::: Listed records
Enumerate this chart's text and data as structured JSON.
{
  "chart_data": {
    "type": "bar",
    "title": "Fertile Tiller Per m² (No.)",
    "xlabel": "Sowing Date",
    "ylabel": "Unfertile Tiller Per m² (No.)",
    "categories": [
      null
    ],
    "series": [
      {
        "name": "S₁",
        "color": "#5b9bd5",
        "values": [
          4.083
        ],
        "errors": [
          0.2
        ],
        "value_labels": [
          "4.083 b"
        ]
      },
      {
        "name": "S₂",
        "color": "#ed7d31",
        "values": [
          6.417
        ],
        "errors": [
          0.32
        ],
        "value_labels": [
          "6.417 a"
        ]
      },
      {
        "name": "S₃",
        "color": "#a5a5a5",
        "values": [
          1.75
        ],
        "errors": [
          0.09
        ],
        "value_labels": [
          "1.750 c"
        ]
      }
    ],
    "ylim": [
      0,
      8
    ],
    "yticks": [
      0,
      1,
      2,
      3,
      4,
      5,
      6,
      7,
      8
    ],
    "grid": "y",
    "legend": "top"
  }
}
::::::
::: Listed records
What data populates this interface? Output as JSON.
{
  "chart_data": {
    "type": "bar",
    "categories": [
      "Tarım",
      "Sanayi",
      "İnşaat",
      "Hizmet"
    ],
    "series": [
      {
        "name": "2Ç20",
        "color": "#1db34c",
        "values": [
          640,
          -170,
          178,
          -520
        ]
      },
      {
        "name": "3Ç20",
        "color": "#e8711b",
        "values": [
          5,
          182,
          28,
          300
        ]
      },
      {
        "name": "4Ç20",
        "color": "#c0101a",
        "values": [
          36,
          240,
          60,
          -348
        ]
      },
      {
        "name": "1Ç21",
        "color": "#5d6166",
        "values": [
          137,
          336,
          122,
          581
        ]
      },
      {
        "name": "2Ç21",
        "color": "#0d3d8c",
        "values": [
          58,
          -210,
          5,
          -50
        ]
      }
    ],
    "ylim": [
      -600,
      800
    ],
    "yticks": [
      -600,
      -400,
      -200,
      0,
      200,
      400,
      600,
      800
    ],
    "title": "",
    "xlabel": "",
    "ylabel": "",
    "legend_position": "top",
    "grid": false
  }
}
::::::
::: Listed records
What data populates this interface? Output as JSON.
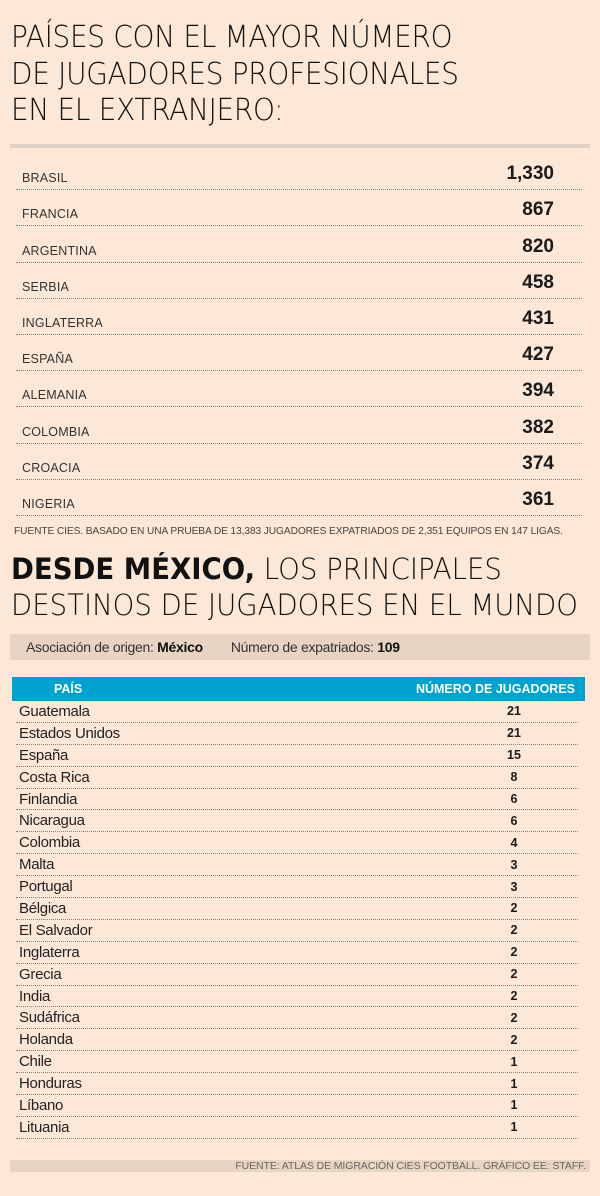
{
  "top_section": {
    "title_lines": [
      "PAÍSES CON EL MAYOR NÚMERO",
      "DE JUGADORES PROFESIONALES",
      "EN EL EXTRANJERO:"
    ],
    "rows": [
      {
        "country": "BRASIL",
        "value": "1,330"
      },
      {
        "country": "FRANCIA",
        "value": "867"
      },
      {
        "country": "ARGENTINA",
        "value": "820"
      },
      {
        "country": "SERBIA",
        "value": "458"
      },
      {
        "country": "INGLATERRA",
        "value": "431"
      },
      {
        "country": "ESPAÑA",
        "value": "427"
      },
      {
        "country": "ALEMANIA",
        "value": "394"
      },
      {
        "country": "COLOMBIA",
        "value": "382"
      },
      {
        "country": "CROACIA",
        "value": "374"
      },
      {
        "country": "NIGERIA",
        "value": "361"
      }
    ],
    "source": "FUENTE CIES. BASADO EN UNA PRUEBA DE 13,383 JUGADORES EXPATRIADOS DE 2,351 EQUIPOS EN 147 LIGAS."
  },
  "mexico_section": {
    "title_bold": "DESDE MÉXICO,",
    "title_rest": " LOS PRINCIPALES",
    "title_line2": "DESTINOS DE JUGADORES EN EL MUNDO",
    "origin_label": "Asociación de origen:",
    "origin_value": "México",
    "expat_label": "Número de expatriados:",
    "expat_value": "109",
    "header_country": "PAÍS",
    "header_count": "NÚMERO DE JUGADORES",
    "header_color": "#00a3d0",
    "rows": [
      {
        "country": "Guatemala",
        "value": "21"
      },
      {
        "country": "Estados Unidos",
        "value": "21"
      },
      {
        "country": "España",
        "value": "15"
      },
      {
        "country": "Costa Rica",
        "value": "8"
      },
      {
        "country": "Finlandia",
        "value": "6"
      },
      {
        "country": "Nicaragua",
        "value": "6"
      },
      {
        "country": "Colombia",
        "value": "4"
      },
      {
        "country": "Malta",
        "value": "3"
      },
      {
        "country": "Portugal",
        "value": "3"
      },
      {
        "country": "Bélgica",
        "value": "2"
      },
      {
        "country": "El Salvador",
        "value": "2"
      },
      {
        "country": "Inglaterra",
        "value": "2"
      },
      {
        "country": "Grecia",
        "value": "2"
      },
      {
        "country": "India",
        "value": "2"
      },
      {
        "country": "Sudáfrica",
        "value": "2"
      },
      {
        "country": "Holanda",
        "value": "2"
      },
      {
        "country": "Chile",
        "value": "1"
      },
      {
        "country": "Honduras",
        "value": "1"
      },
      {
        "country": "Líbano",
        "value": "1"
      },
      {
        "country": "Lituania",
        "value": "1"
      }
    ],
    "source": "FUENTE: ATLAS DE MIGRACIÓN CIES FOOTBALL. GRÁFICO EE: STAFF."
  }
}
::::::
_What you are asked to do:_
Copy all lines in the listing above where the string "source" appears.

_Exercise solution:_
    "source": "FUENTE CIES. BASADO EN UNA PRUEBA DE 13,383 JUGADORES EXPATRIADOS DE 2,351 EQUIPOS EN 147 LIGAS."
    "source": "FUENTE: ATLAS DE MIGRACIÓN CIES FOOTBALL. GRÁFICO EE: STAFF."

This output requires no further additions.